>> Start
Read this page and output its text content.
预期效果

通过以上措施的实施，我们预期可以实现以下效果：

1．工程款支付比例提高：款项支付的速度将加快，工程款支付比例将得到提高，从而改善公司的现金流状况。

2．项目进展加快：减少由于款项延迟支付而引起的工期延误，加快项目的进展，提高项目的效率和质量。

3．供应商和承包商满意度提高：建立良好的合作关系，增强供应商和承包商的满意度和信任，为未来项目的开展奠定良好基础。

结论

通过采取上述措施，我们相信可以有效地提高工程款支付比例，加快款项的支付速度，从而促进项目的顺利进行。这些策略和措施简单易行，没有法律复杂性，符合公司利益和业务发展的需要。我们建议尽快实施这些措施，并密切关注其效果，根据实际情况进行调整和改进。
>> End
Your task is to extract all of the records exactly.

Read this page and output its text content.
预期效果

通过以上措施的实施，我们预期可以实现以下效果：

1．工程款支付比例提高：款项支付的速度将加快，工程款支付比例将得到提高，从而改善公司的现金流状况。

2．项目进展加快：减少由于款项延迟支付而引起的工期延误，加快项目的进展，提高项目的效率和质量。

3．供应商和承包商满意度提高：建立良好的合作关系，增强供应商和承包商的满意度和信任，为未来项目的开展奠定良好基础。

结论

通过采取上述措施，我们相信可以有效地提高工程款支付比例，加快款项的支付速度，从而促进项目的顺利进行。这些策略和措施简单易行，没有法律复杂性，符合公司利益和业务发展的需要。我们建议尽快实施这些措施，并密切关注其效果，根据实际情况进行调整和改进。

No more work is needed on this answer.